What follows is a listing to be transcribed exactly.

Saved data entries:
----

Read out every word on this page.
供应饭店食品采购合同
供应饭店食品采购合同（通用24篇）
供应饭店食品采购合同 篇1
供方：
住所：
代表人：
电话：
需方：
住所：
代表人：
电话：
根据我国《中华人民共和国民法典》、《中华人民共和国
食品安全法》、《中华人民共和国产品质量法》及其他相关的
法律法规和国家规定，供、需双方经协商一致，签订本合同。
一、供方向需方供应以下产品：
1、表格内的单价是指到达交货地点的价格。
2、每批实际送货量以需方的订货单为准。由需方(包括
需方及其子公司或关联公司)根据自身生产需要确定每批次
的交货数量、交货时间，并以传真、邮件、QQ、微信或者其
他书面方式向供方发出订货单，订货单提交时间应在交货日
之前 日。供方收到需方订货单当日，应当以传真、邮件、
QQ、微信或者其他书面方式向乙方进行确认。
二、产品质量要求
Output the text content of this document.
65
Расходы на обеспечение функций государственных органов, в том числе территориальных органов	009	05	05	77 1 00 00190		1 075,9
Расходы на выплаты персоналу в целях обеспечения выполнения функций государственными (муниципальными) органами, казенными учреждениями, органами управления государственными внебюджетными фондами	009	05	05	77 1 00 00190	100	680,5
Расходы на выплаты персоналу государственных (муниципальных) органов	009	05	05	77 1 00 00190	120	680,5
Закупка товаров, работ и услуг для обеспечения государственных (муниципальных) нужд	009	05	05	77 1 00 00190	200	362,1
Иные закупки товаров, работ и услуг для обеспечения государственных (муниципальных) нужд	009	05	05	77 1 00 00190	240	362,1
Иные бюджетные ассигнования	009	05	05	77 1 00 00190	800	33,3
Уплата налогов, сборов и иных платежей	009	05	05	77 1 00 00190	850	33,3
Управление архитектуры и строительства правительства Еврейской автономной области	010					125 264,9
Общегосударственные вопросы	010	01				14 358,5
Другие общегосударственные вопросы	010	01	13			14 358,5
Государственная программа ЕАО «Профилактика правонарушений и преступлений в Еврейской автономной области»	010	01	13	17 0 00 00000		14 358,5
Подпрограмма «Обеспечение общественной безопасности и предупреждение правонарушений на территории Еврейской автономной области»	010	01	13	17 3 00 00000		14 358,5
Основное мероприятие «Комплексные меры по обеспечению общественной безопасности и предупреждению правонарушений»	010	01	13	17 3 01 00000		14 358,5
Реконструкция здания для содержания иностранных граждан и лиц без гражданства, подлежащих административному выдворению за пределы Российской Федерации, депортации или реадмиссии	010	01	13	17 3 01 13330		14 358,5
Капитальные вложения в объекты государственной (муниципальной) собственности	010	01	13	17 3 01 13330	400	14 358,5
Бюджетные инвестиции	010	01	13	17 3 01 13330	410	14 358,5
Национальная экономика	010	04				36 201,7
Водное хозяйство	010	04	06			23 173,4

----

THE RESPONSE:
Read out every word on this page.
供应饭店食品采购合同
供应饭店食品采购合同（通用24篇）
供应饭店食品采购合同 篇1
供方：
住所：
代表人：
电话：
需方：
住所：
代表人：
电话：
根据我国《中华人民共和国民法典》、《中华人民共和国
食品安全法》、《中华人民共和国产品质量法》及其他相关的
法律法规和国家规定，供、需双方经协商一致，签订本合同。
一、供方向需方供应以下产品：
1、表格内的单价是指到达交货地点的价格。
2、每批实际送货量以需方的订货单为准。由需方(包括
需方及其子公司或关联公司)根据自身生产需要确定每批次
的交货数量、交货时间，并以传真、邮件、QQ、微信或者其
他书面方式向供方发出订货单，订货单提交时间应在交货日
之前 日。供方收到需方订货单当日，应当以传真、邮件、
QQ、微信或者其他书面方式向乙方进行确认。
二、产品质量要求
Output the text content of this document.
65
Расходы на обеспечение функций государственных органов, в том числе территориальных органов	009	05	05	77 1 00 00190		1 075,9
Расходы на выплаты персоналу в целях обеспечения выполнения функций государственными (муниципальными) органами, казенными учреждениями, органами управления государственными внебюджетными фондами	009	05	05	77 1 00 00190	100	680,5
Расходы на выплаты персоналу государственных (муниципальных) органов	009	05	05	77 1 00 00190	120	680,5
Закупка товаров, работ и услуг для обеспечения государственных (муниципальных) нужд	009	05	05	77 1 00 00190	200	362,1
Иные закупки товаров, работ и услуг для обеспечения государственных (муниципальных) нужд	009	05	05	77 1 00 00190	240	362,1
Иные бюджетные ассигнования	009	05	05	77 1 00 00190	800	33,3
Уплата налогов, сборов и иных платежей	009	05	05	77 1 00 00190	850	33,3
Управление архитектуры и строительства правительства Еврейской автономной области	010					125 264,9
Общегосударственные вопросы	010	01				14 358,5
Другие общегосударственные вопросы	010	01	13			14 358,5
Государственная программа ЕАО «Профилактика правонарушений и преступлений в Еврейской автономной области»	010	01	13	17 0 00 00000		14 358,5
Подпрограмма «Обеспечение общественной безопасности и предупреждение правонарушений на территории Еврейской автономной области»	010	01	13	17 3 00 00000		14 358,5
Основное мероприятие «Комплексные меры по обеспечению общественной безопасности и предупреждению правонарушений»	010	01	13	17 3 01 00000		14 358,5
Реконструкция здания для содержания иностранных граждан и лиц без гражданства, подлежащих административному выдворению за пределы Российской Федерации, депортации или реадмиссии	010	01	13	17 3 01 13330		14 358,5
Капитальные вложения в объекты государственной (муниципальной) собственности	010	01	13	17 3 01 13330	400	14 358,5
Бюджетные инвестиции	010	01	13	17 3 01 13330	410	14 358,5
Национальная экономика	010	04				36 201,7
Водное хозяйство	010	04	06			23 173,4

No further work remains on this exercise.